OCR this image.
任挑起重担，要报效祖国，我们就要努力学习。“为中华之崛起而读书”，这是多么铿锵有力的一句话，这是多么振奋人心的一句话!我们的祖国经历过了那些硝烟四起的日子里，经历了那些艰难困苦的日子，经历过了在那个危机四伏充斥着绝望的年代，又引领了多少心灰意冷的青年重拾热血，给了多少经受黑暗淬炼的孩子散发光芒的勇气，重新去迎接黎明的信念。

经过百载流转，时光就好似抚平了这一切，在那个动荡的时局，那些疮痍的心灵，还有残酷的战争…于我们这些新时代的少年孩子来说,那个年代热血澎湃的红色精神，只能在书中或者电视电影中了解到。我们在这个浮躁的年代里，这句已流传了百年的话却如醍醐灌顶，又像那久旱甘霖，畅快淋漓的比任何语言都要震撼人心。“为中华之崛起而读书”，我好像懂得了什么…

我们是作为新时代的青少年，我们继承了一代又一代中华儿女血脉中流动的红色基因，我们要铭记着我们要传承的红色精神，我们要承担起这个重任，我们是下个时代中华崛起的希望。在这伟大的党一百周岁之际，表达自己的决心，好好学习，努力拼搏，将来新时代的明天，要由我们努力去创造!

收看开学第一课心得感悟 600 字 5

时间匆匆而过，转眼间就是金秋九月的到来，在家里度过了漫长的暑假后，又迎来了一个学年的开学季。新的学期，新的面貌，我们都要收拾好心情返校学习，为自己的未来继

====

● THE PROBLEM: Tell how many lines include "为中华之崛起而读书". The number is the whole answer.

● RESPONSE BELOW: 2